(Entries with figure data)
☆ ☆ ☆

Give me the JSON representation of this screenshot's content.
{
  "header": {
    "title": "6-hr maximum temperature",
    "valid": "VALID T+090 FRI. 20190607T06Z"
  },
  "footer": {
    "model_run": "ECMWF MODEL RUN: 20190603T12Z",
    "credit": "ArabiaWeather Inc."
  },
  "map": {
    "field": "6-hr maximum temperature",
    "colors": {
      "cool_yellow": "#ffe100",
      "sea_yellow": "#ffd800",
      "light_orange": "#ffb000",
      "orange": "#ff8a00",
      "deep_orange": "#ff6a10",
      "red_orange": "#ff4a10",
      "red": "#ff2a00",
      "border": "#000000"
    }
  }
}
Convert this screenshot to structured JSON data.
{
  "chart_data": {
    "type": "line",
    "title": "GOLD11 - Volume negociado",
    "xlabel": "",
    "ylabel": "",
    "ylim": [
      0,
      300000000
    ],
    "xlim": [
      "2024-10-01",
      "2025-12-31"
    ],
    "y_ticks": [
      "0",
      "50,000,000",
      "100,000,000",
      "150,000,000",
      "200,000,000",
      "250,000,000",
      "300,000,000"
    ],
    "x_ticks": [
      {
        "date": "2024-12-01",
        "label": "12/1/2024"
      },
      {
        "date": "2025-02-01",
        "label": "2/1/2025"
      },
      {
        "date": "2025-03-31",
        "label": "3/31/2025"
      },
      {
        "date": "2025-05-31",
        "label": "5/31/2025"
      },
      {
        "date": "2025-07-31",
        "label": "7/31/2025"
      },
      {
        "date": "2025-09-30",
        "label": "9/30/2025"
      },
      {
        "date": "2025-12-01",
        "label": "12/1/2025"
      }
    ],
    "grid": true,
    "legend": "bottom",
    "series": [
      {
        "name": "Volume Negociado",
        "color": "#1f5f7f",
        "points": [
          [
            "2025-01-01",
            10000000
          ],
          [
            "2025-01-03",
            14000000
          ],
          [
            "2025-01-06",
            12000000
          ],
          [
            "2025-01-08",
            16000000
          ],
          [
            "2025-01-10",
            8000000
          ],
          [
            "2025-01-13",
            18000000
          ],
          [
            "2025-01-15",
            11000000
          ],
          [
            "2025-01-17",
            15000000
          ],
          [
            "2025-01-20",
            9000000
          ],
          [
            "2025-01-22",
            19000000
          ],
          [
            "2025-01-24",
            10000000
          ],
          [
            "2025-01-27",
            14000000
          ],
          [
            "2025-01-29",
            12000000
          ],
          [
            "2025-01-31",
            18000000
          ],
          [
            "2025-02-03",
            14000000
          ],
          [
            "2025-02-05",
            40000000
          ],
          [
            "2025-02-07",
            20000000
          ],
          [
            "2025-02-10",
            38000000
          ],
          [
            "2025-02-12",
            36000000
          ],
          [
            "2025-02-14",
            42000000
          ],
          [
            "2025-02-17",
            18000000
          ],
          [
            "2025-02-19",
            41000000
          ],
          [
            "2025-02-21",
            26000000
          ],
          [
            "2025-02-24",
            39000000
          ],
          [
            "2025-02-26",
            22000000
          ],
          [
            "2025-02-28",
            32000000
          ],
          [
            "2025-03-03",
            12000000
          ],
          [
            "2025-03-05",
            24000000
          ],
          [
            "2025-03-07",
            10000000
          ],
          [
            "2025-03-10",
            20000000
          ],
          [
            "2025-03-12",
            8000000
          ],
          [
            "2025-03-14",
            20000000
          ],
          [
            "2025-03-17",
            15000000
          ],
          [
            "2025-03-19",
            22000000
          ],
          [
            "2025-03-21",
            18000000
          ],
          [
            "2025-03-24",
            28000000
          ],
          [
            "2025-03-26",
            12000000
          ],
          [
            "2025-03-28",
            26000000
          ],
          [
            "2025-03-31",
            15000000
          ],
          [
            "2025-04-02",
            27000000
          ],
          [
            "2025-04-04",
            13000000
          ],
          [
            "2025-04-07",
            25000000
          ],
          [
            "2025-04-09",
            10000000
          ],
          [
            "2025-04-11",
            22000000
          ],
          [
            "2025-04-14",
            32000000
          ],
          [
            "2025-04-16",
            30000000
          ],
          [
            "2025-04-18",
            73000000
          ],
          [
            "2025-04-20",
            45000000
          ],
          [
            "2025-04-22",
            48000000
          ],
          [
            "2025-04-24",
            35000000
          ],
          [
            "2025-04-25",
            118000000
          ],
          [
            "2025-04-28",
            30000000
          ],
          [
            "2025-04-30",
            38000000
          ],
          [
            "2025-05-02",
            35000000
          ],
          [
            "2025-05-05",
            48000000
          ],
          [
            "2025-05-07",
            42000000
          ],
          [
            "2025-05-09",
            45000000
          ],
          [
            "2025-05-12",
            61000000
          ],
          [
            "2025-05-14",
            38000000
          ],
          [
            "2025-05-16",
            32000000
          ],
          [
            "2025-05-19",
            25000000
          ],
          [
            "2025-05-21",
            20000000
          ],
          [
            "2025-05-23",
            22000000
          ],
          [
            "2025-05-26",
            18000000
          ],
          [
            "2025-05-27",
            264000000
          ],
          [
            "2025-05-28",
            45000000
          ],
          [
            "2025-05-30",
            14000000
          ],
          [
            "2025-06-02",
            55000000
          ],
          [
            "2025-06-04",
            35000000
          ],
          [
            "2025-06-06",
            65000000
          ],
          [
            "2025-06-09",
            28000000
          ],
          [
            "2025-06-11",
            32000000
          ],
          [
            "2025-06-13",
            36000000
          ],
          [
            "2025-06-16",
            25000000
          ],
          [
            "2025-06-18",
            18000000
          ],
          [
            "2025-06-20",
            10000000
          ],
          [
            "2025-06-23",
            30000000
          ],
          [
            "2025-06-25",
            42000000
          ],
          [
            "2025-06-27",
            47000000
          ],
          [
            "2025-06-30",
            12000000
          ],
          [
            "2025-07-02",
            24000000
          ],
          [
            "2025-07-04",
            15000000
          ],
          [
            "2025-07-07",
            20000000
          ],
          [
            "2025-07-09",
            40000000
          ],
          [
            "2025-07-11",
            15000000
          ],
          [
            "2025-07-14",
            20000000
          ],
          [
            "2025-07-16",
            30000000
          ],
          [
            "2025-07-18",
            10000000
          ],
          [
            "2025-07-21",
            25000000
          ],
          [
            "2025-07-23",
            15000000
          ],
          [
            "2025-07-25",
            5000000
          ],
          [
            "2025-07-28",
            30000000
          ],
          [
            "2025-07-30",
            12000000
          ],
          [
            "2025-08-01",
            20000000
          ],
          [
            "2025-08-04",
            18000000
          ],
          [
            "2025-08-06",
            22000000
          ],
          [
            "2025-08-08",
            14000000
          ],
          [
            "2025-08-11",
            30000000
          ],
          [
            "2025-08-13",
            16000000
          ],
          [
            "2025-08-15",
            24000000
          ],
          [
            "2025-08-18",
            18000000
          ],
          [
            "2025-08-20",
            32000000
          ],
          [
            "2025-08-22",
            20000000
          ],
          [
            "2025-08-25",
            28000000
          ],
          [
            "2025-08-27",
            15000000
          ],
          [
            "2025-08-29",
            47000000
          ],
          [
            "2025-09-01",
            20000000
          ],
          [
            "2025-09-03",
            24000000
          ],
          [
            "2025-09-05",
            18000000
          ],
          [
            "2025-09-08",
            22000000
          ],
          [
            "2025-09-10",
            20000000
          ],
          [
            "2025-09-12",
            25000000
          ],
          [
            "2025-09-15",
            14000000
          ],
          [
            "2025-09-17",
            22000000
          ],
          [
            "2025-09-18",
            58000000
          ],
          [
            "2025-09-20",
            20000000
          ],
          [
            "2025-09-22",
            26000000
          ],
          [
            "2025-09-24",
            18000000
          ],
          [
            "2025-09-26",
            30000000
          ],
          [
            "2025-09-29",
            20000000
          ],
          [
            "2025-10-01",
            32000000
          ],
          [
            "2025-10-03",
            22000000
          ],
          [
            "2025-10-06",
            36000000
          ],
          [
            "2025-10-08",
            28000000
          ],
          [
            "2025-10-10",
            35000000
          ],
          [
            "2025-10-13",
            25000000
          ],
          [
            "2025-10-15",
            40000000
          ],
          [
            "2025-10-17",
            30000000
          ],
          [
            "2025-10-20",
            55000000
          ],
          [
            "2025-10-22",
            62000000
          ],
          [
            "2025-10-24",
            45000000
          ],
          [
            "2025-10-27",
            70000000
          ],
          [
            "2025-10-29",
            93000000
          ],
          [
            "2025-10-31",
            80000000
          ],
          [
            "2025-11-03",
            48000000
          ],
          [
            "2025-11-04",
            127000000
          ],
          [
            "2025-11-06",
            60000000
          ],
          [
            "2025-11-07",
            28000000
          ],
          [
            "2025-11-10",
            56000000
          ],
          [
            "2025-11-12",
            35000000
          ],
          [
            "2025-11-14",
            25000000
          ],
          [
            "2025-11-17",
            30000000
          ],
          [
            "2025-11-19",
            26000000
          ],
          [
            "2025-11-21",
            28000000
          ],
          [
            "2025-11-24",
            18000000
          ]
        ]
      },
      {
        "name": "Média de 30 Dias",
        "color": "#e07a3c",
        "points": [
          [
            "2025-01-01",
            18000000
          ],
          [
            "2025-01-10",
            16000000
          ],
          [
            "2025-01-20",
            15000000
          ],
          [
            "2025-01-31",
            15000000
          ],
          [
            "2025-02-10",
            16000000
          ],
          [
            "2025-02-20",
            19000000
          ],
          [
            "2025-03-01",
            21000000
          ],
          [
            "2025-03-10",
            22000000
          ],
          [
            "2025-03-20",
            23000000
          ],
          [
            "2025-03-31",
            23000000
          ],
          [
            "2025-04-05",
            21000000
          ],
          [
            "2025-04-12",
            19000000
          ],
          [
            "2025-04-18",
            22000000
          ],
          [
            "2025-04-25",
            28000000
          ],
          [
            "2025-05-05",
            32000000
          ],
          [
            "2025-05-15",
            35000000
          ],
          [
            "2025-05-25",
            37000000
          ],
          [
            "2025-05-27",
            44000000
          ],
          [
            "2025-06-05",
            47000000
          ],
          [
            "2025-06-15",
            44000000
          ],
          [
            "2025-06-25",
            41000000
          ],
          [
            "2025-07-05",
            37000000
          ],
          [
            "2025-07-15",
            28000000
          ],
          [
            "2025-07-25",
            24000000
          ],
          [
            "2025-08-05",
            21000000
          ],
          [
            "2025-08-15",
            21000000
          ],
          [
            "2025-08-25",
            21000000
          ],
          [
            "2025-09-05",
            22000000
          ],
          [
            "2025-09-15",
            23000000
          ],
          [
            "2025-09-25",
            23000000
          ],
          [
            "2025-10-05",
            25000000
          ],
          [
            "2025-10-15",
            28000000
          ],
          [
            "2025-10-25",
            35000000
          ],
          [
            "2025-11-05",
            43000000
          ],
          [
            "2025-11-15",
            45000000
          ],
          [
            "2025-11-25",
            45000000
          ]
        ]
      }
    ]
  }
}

☆ ☆ ☆

*Directions for this task*
The word "maximum" may occur in lines of the records. Report how many such lines there are, giving only the number.

*The result*
2